> **Problem to work on**: Extract every line of the listing below verbatim, omitting the pictures.

+++ Material provided +++

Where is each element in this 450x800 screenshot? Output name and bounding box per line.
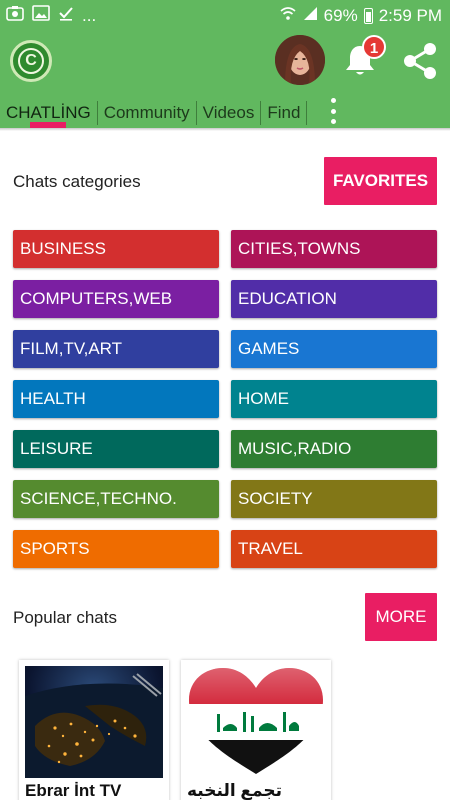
- battery-icon: [363, 7, 373, 24]
- more-notifications-indicator: ...: [82, 5, 97, 25]
- logo-letter: C: [18, 48, 44, 74]
- category-home[interactable]: HOME: [231, 380, 437, 418]
- clock: 2:59 PM: [378, 5, 442, 25]
- earth-night-image: [25, 666, 163, 778]
- app-bar: C 1 CHATLİNG Community Videos Find: [0, 30, 450, 130]
- category-health[interactable]: HEALTH: [13, 380, 219, 418]
- popular-chat-name: Ebrar İnt TV: [25, 781, 122, 800]
- category-education[interactable]: EDUCATION: [231, 280, 437, 318]
- category-computers[interactable]: COMPUTERS,WEB: [13, 280, 219, 318]
- status-bar: ... 69% 2:59 PM: [0, 0, 450, 30]
- category-science[interactable]: SCIENCE,TECHNO.: [13, 480, 219, 518]
- popular-chat-card[interactable]: تجمع النخبه: [181, 660, 331, 800]
- tab-community[interactable]: Community: [98, 101, 197, 125]
- status-right: 69% 2:59 PM: [280, 5, 442, 26]
- category-society[interactable]: SOCIETY: [231, 480, 437, 518]
- iraq-flag-heart-image: [187, 666, 325, 778]
- category-business[interactable]: BUSINESS: [13, 230, 219, 268]
- check-icon: [58, 5, 74, 26]
- category-leisure[interactable]: LEISURE: [13, 430, 219, 468]
- popular-chat-card[interactable]: Ebrar İnt TV: [19, 660, 169, 800]
- tab-find[interactable]: Find: [261, 101, 308, 125]
- avatar-portrait-icon: [275, 35, 325, 85]
- app-bar-shadow: [0, 128, 450, 131]
- battery-percent: 69%: [323, 5, 358, 25]
- notification-count-badge[interactable]: 1: [362, 35, 386, 59]
- status-left: ...: [6, 5, 96, 26]
- popular-chats-heading: Popular chats: [13, 608, 117, 627]
- tab-bar: CHATLİNG Community Videos Find: [0, 96, 450, 130]
- image-icon: [32, 5, 50, 26]
- signal-icon: [302, 5, 318, 26]
- more-button[interactable]: MORE: [365, 593, 437, 641]
- category-sports[interactable]: SPORTS: [13, 530, 219, 568]
- favorites-button[interactable]: FAVORITES: [324, 157, 437, 205]
- category-travel[interactable]: TRAVEL: [231, 530, 437, 568]
- user-avatar[interactable]: [275, 35, 325, 85]
- tab-videos[interactable]: Videos: [197, 101, 262, 125]
- app-logo-icon[interactable]: C: [10, 40, 52, 82]
- categories-heading: Chats categories: [13, 172, 141, 191]
- category-film[interactable]: FILM,TV,ART: [13, 330, 219, 368]
- category-cities[interactable]: CITIES,TOWNS: [231, 230, 437, 268]
- category-music[interactable]: MUSIC,RADIO: [231, 430, 437, 468]
- gallery-icon: [6, 5, 24, 26]
- share-icon[interactable]: [398, 39, 442, 83]
- overflow-menu-icon[interactable]: [328, 98, 338, 124]
- category-games[interactable]: GAMES: [231, 330, 437, 368]
- wifi-icon: [280, 5, 296, 26]
- popular-chat-name: تجمع النخبه: [187, 781, 283, 800]
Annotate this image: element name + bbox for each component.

+++

> **Task result**:
Where is each element in this 450x800 screenshot? Output name and bounding box per line.
- battery-icon: [363, 7, 373, 24]
- more-notifications-indicator: ...: [82, 5, 97, 25]
- logo-letter: C: [18, 48, 44, 74]
- category-home[interactable]: HOME: [231, 380, 437, 418]
- clock: 2:59 PM: [378, 5, 442, 25]
- earth-night-image: [25, 666, 163, 778]
- app-bar: C 1 CHATLİNG Community Videos Find: [0, 30, 450, 130]
- category-health[interactable]: HEALTH: [13, 380, 219, 418]
- popular-chat-name: Ebrar İnt TV: [25, 781, 122, 800]
- category-education[interactable]: EDUCATION: [231, 280, 437, 318]
- category-computers[interactable]: COMPUTERS,WEB: [13, 280, 219, 318]
- status-bar: ... 69% 2:59 PM: [0, 0, 450, 30]
- category-science[interactable]: SCIENCE,TECHNO.: [13, 480, 219, 518]
- popular-chat-card[interactable]: تجمع النخبه: [181, 660, 331, 800]
- tab-community[interactable]: Community: [98, 101, 197, 125]
- status-right: 69% 2:59 PM: [280, 5, 442, 26]
- category-society[interactable]: SOCIETY: [231, 480, 437, 518]
- iraq-flag-heart-image: [187, 666, 325, 778]
- category-business[interactable]: BUSINESS: [13, 230, 219, 268]
- check-icon: [58, 5, 74, 26]
- category-leisure[interactable]: LEISURE: [13, 430, 219, 468]
- popular-chat-card[interactable]: Ebrar İnt TV: [19, 660, 169, 800]
- tab-find[interactable]: Find: [261, 101, 308, 125]
- avatar-portrait-icon: [275, 35, 325, 85]
- app-bar-shadow: [0, 128, 450, 131]
- battery-percent: 69%: [323, 5, 358, 25]
- notification-count-badge[interactable]: 1: [362, 35, 386, 59]
- status-left: ...: [6, 5, 96, 26]
- popular-chats-heading: Popular chats: [13, 608, 117, 627]
- tab-bar: CHATLİNG Community Videos Find: [0, 96, 450, 130]
- image-icon: [32, 5, 50, 26]
- signal-icon: [302, 5, 318, 26]
- more-button[interactable]: MORE: [365, 593, 437, 641]
- category-sports[interactable]: SPORTS: [13, 530, 219, 568]
- favorites-button[interactable]: FAVORITES: [324, 157, 437, 205]
- category-travel[interactable]: TRAVEL: [231, 530, 437, 568]
- user-avatar[interactable]: [275, 35, 325, 85]
- tab-videos[interactable]: Videos: [197, 101, 262, 125]
- app-logo-icon[interactable]: C: [10, 40, 52, 82]
- categories-heading: Chats categories: [13, 172, 141, 191]
- category-film[interactable]: FILM,TV,ART: [13, 330, 219, 368]
- category-cities[interactable]: CITIES,TOWNS: [231, 230, 437, 268]
- category-music[interactable]: MUSIC,RADIO: [231, 430, 437, 468]
- gallery-icon: [6, 5, 24, 26]
- share-icon[interactable]: [398, 39, 442, 83]
- overflow-menu-icon[interactable]: [328, 98, 338, 124]
- category-games[interactable]: GAMES: [231, 330, 437, 368]
- wifi-icon: [280, 5, 296, 26]
- popular-chat-name: تجمع النخبه: [187, 781, 283, 800]
Annotate this image: element name + bbox for each component.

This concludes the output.